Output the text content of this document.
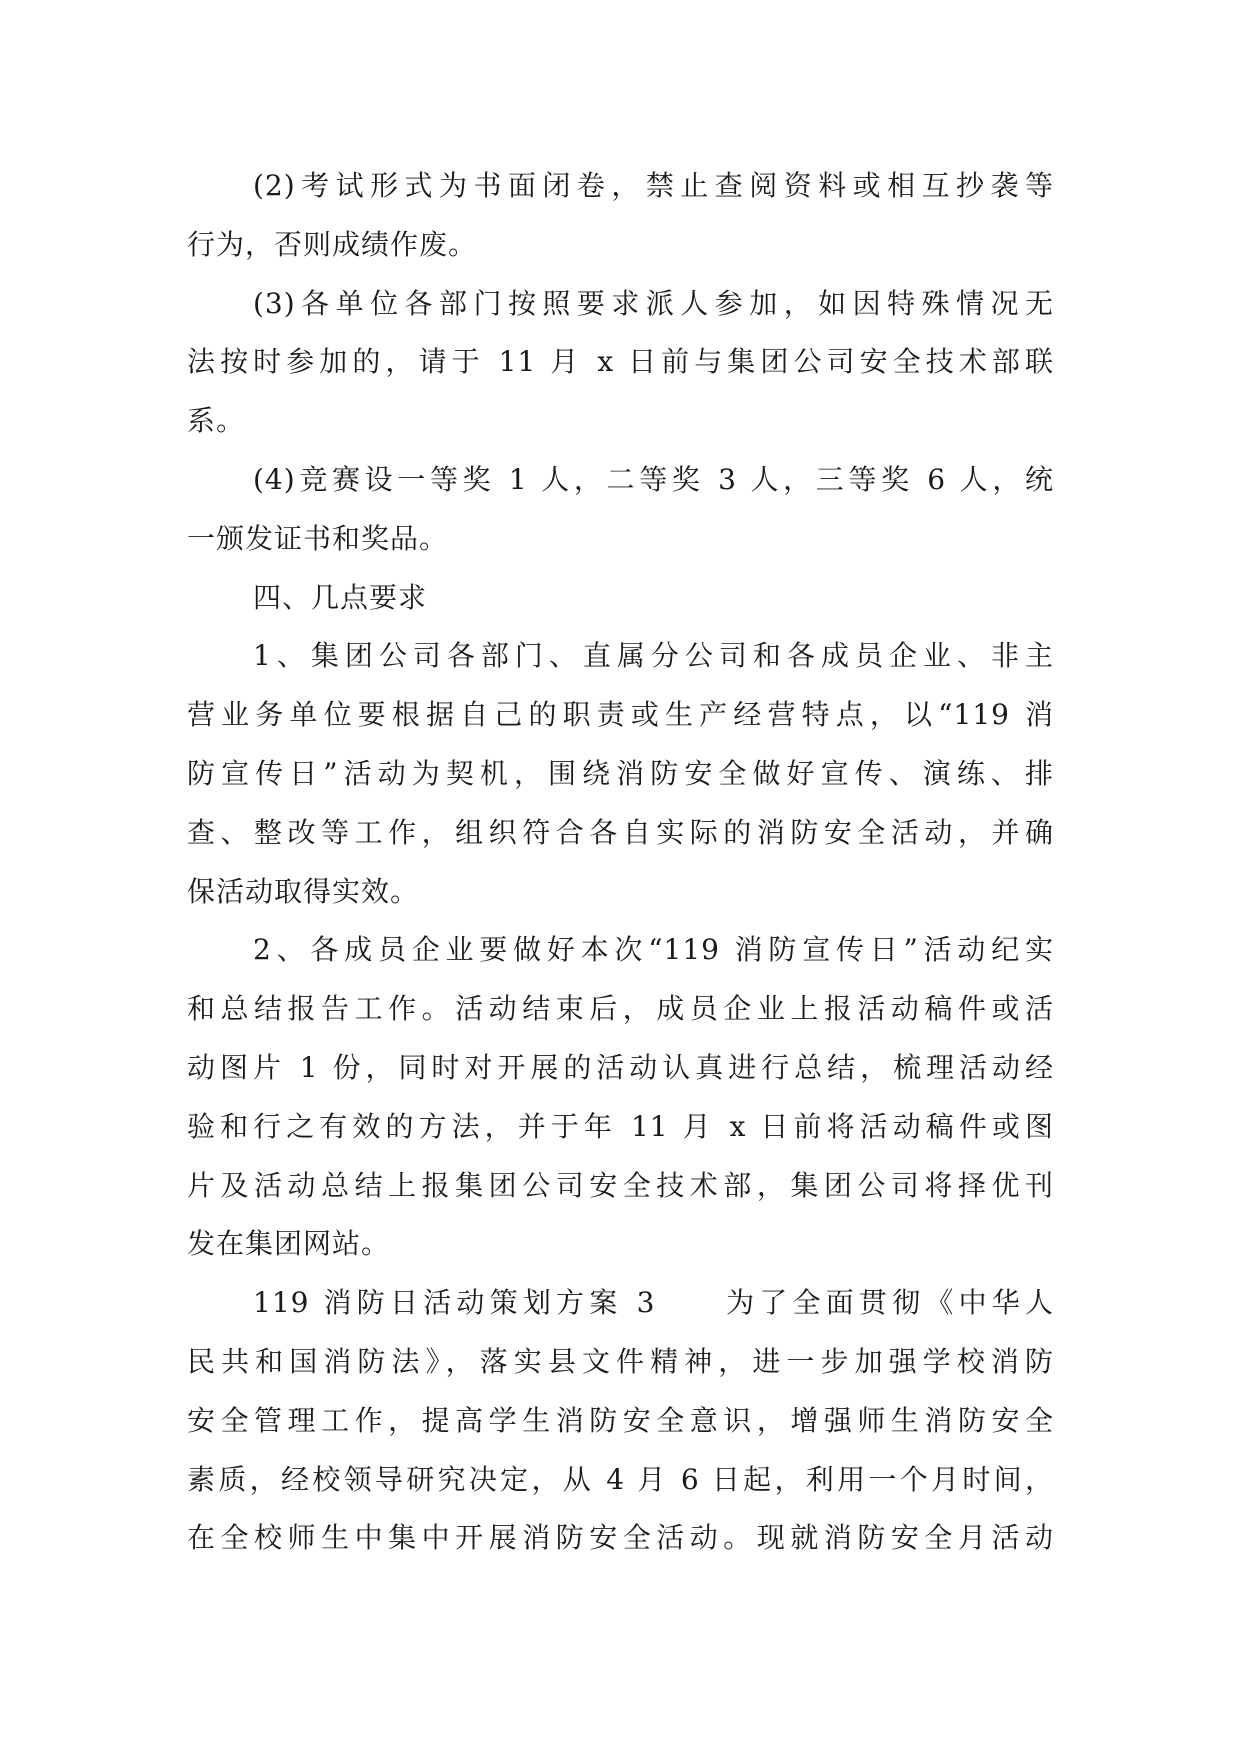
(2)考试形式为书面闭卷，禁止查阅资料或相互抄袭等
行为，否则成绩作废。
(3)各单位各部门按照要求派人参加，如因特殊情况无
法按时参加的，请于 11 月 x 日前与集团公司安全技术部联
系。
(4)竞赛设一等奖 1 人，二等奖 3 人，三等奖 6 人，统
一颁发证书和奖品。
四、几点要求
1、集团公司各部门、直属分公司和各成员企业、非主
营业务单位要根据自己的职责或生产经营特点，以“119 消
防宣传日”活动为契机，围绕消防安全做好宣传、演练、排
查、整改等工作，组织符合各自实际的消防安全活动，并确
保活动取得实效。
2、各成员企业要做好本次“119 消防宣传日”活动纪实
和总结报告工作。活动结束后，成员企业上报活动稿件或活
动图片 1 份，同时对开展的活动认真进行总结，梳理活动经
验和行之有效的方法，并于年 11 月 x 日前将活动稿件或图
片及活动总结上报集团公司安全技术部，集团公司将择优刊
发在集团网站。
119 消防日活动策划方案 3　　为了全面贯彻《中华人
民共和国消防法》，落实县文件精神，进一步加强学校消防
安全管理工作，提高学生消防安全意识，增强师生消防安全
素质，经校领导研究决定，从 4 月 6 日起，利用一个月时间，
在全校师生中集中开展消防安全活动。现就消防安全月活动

##########

Your copy should hold every record word for word and none of the pictures.

Output the text content of this document.
(2)考试形式为书面闭卷，禁止查阅资料或相互抄袭等
行为，否则成绩作废。
(3)各单位各部门按照要求派人参加，如因特殊情况无
法按时参加的，请于 11 月 x 日前与集团公司安全技术部联
系。
(4)竞赛设一等奖 1 人，二等奖 3 人，三等奖 6 人，统
一颁发证书和奖品。
四、几点要求
1、集团公司各部门、直属分公司和各成员企业、非主
营业务单位要根据自己的职责或生产经营特点，以“119 消
防宣传日”活动为契机，围绕消防安全做好宣传、演练、排
查、整改等工作，组织符合各自实际的消防安全活动，并确
保活动取得实效。
2、各成员企业要做好本次“119 消防宣传日”活动纪实
和总结报告工作。活动结束后，成员企业上报活动稿件或活
动图片 1 份，同时对开展的活动认真进行总结，梳理活动经
验和行之有效的方法，并于年 11 月 x 日前将活动稿件或图
片及活动总结上报集团公司安全技术部，集团公司将择优刊
发在集团网站。
119 消防日活动策划方案 3　　为了全面贯彻《中华人
民共和国消防法》，落实县文件精神，进一步加强学校消防
安全管理工作，提高学生消防安全意识，增强师生消防安全
素质，经校领导研究决定，从 4 月 6 日起，利用一个月时间，
在全校师生中集中开展消防安全活动。现就消防安全月活动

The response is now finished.